▸ Stated task:
Your task is to copy every record exactly.
====
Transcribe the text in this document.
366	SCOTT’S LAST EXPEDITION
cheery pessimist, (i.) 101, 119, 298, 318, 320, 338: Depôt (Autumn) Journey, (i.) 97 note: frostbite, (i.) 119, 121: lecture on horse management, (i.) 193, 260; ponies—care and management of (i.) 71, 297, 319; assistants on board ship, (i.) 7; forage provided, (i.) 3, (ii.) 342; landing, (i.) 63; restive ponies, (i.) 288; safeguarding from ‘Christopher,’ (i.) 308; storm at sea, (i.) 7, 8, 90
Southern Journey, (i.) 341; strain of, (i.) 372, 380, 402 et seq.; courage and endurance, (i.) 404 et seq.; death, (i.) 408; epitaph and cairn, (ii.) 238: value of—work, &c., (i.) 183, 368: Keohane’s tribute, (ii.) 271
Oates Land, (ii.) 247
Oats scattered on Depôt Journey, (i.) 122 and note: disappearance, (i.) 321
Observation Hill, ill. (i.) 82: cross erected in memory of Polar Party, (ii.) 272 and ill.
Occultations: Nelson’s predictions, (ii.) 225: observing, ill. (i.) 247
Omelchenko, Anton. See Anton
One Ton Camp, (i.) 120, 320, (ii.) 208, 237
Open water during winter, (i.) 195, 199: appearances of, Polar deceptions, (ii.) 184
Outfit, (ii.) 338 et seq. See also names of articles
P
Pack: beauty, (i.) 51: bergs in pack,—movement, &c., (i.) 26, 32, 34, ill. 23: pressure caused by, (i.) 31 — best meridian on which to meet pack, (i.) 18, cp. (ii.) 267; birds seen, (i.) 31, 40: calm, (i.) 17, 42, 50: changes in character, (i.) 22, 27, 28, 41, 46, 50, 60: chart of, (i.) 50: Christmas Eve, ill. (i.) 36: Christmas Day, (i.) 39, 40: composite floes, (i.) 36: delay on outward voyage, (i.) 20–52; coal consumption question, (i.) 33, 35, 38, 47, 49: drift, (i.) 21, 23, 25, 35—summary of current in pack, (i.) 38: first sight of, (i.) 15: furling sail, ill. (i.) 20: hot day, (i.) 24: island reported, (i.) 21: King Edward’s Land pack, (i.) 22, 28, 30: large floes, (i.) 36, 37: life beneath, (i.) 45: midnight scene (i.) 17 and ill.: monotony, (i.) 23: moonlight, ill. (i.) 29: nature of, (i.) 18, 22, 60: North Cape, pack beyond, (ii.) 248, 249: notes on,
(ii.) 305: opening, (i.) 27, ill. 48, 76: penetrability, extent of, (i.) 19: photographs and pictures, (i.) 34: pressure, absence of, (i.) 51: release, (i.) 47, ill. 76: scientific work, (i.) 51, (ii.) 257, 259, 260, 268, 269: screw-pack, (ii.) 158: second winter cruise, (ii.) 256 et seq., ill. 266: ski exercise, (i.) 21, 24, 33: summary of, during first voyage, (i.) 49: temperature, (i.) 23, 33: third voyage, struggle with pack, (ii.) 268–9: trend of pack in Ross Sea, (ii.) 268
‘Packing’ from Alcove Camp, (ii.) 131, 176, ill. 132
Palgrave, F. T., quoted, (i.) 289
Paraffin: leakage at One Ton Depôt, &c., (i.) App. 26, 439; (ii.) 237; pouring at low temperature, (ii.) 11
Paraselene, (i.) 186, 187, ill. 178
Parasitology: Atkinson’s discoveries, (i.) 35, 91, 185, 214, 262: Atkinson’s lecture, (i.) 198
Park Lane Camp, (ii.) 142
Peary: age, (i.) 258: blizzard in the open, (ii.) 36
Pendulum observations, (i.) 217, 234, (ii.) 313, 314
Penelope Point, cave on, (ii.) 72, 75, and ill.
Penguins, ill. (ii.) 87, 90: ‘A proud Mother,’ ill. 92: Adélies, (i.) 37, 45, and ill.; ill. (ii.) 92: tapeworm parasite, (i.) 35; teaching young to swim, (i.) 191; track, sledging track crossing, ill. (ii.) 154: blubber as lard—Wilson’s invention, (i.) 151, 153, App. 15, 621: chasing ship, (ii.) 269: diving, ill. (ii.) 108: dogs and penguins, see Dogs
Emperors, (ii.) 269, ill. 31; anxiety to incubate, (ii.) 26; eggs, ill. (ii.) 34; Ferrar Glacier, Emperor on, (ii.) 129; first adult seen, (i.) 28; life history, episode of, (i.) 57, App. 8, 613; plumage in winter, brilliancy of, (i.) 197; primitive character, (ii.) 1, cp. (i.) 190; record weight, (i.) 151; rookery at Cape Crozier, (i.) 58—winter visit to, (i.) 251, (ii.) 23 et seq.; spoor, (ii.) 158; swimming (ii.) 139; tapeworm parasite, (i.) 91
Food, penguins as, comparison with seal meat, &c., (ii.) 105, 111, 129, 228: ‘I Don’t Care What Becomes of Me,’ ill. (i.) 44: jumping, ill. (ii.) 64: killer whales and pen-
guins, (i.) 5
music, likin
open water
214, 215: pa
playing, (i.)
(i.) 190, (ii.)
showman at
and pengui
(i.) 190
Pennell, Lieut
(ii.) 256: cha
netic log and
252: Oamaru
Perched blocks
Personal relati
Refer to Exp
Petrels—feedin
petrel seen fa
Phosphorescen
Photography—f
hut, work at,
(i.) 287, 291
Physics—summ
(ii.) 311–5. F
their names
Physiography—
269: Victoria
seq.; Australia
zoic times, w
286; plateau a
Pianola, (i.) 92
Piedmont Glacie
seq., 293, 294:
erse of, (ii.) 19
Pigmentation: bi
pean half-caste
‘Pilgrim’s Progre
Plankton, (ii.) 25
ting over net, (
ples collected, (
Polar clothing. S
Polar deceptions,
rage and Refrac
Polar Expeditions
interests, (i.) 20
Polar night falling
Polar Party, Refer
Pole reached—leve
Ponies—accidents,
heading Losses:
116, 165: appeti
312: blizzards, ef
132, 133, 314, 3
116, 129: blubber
====
▸ Output of the task:
Transcribe the text in this document.
366	SCOTT’S LAST EXPEDITION
cheery pessimist, (i.) 101, 119, 298, 318, 320, 338: Depôt (Autumn) Journey, (i.) 97 note: frostbite, (i.) 119, 121: lecture on horse management, (i.) 193, 260; ponies—care and management of (i.) 71, 297, 319; assistants on board ship, (i.) 7; forage provided, (i.) 3, (ii.) 342; landing, (i.) 63; restive ponies, (i.) 288; safeguarding from ‘Christopher,’ (i.) 308; storm at sea, (i.) 7, 8, 90
Southern Journey, (i.) 341; strain of, (i.) 372, 380, 402 et seq.; courage and endurance, (i.) 404 et seq.; death, (i.) 408; epitaph and cairn, (ii.) 238: value of—work, &c., (i.) 183, 368: Keohane’s tribute, (ii.) 271
Oates Land, (ii.) 247
Oats scattered on Depôt Journey, (i.) 122 and note: disappearance, (i.) 321
Observation Hill, ill. (i.) 82: cross erected in memory of Polar Party, (ii.) 272 and ill.
Occultations: Nelson’s predictions, (ii.) 225: observing, ill. (i.) 247
Omelchenko, Anton. See Anton
One Ton Camp, (i.) 120, 320, (ii.) 208, 237
Open water during winter, (i.) 195, 199: appearances of, Polar deceptions, (ii.) 184
Outfit, (ii.) 338 et seq. See also names of articles
P
Pack: beauty, (i.) 51: bergs in pack,—movement, &c., (i.) 26, 32, 34, ill. 23: pressure caused by, (i.) 31 — best meridian on which to meet pack, (i.) 18, cp. (ii.) 267; birds seen, (i.) 31, 40: calm, (i.) 17, 42, 50: changes in character, (i.) 22, 27, 28, 41, 46, 50, 60: chart of, (i.) 50: Christmas Eve, ill. (i.) 36: Christmas Day, (i.) 39, 40: composite floes, (i.) 36: delay on outward voyage, (i.) 20–52; coal consumption question, (i.) 33, 35, 38, 47, 49: drift, (i.) 21, 23, 25, 35—summary of current in pack, (i.) 38: first sight of, (i.) 15: furling sail, ill. (i.) 20: hot day, (i.) 24: island reported, (i.) 21: King Edward’s Land pack, (i.) 22, 28, 30: large floes, (i.) 36, 37: life beneath, (i.) 45: midnight scene (i.) 17 and ill.: monotony, (i.) 23: moonlight, ill. (i.) 29: nature of, (i.) 18, 22, 60: North Cape, pack beyond, (ii.) 248, 249: notes on,
(ii.) 305: opening, (i.) 27, ill. 48, 76: penetrability, extent of, (i.) 19: photographs and pictures, (i.) 34: pressure, absence of, (i.) 51: release, (i.) 47, ill. 76: scientific work, (i.) 51, (ii.) 257, 259, 260, 268, 269: screw-pack, (ii.) 158: second winter cruise, (ii.) 256 et seq., ill. 266: ski exercise, (i.) 21, 24, 33: summary of, during first voyage, (i.) 49: temperature, (i.) 23, 33: third voyage, struggle with pack, (ii.) 268–9: trend of pack in Ross Sea, (ii.) 268
‘Packing’ from Alcove Camp, (ii.) 131, 176, ill. 132
Palgrave, F. T., quoted, (i.) 289
Paraffin: leakage at One Ton Depôt, &c., (i.) App. 26, 439; (ii.) 237; pouring at low temperature, (ii.) 11
Paraselene, (i.) 186, 187, ill. 178
Parasitology: Atkinson’s discoveries, (i.) 35, 91, 185, 214, 262: Atkinson’s lecture, (i.) 198
Park Lane Camp, (ii.) 142
Peary: age, (i.) 258: blizzard in the open, (ii.) 36
Pendulum observations, (i.) 217, 234, (ii.) 313, 314
Penelope Point, cave on, (ii.) 72, 75, and ill.
Penguins, ill. (ii.) 87, 90: ‘A proud Mother,’ ill. 92: Adélies, (i.) 37, 45, and ill.; ill. (ii.) 92: tapeworm parasite, (i.) 35; teaching young to swim, (i.) 191; track, sledging track crossing, ill. (ii.) 154: blubber as lard—Wilson’s invention, (i.) 151, 153, App. 15, 621: chasing ship, (ii.) 269: diving, ill. (ii.) 108: dogs and penguins, see Dogs
Emperors, (ii.) 269, ill. 31; anxiety to incubate, (ii.) 26; eggs, ill. (ii.) 34; Ferrar Glacier, Emperor on, (ii.) 129; first adult seen, (i.) 28; life history, episode of, (i.) 57, App. 8, 613; plumage in winter, brilliancy of, (i.) 197; primitive character, (ii.) 1, cp. (i.) 190; record weight, (i.) 151; rookery at Cape Crozier, (i.) 58—winter visit to, (i.) 251, (ii.) 23 et seq.; spoor, (ii.) 158; swimming (ii.) 139; tapeworm parasite, (i.) 91
Food, penguins as, comparison with seal meat, &c., (ii.) 105, 111, 129, 228: ‘I Don’t Care What Becomes of Me,’ ill. (i.) 44: jumping, ill. (ii.) 64: killer whales and pen-
guins, (i.) 5
music, likin
open water
214, 215: pa
playing, (i.)
(i.) 190, (ii.)
showman at
and pengui
(i.) 190
Pennell, Lieut
(ii.) 256: cha
netic log and
252: Oamaru
Perched blocks
Personal relati
Refer to Exp
Petrels—feedin
petrel seen fa
Phosphorescen
Photography—f
hut, work at,
(i.) 287, 291
Physics—summ
(ii.) 311–5. F
their names
Physiography—
269: Victoria
seq.; Australia
zoic times, w
286; plateau a
Pianola, (i.) 92
Piedmont Glacie
seq., 293, 294:
erse of, (ii.) 19
Pigmentation: bi
pean half-caste
‘Pilgrim’s Progre
Plankton, (ii.) 25
ting over net, (
ples collected, (
Polar clothing. S
Polar deceptions,
rage and Refrac
Polar Expeditions
interests, (i.) 20
Polar night falling
Polar Party, Refer
Pole reached—leve
Ponies—accidents,
heading Losses:
116, 165: appeti
312: blizzards, ef
132, 133, 314, 3
116, 129: blubber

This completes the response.